- [Exercise goal]: Please print all of the material below, word for word.

-- START OF Data in this exercise --

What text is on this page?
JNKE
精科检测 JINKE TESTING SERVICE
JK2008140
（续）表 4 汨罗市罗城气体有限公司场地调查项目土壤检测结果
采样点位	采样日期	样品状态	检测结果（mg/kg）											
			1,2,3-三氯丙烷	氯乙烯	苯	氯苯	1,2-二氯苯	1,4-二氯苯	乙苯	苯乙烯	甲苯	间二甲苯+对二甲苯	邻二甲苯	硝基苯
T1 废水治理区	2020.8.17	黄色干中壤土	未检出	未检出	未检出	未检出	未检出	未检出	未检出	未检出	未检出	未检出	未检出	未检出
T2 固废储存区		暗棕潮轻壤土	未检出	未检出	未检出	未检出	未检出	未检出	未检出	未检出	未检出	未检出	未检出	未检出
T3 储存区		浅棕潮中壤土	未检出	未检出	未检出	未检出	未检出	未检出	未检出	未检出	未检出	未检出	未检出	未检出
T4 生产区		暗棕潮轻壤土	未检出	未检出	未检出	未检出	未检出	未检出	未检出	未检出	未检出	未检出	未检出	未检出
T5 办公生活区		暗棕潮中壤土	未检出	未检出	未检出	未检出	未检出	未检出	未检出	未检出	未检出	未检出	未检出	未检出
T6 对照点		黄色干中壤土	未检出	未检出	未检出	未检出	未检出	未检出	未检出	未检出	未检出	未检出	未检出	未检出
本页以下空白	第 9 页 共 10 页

-- END OF Data in this exercise --

- [Answer to this task]:
What text is on this page?
JNKE
精科检测 JINKE TESTING SERVICE
JK2008140
（续）表 4 汨罗市罗城气体有限公司场地调查项目土壤检测结果
采样点位	采样日期	样品状态	检测结果（mg/kg）											
			1,2,3-三氯丙烷	氯乙烯	苯	氯苯	1,2-二氯苯	1,4-二氯苯	乙苯	苯乙烯	甲苯	间二甲苯+对二甲苯	邻二甲苯	硝基苯
T1 废水治理区	2020.8.17	黄色干中壤土	未检出	未检出	未检出	未检出	未检出	未检出	未检出	未检出	未检出	未检出	未检出	未检出
T2 固废储存区		暗棕潮轻壤土	未检出	未检出	未检出	未检出	未检出	未检出	未检出	未检出	未检出	未检出	未检出	未检出
T3 储存区		浅棕潮中壤土	未检出	未检出	未检出	未检出	未检出	未检出	未检出	未检出	未检出	未检出	未检出	未检出
T4 生产区		暗棕潮轻壤土	未检出	未检出	未检出	未检出	未检出	未检出	未检出	未检出	未检出	未检出	未检出	未检出
T5 办公生活区		暗棕潮中壤土	未检出	未检出	未检出	未检出	未检出	未检出	未检出	未检出	未检出	未检出	未检出	未检出
T6 对照点		黄色干中壤土	未检出	未检出	未检出	未检出	未检出	未检出	未检出	未检出	未检出	未检出	未检出	未检出
本页以下空白	第 9 页 共 10 页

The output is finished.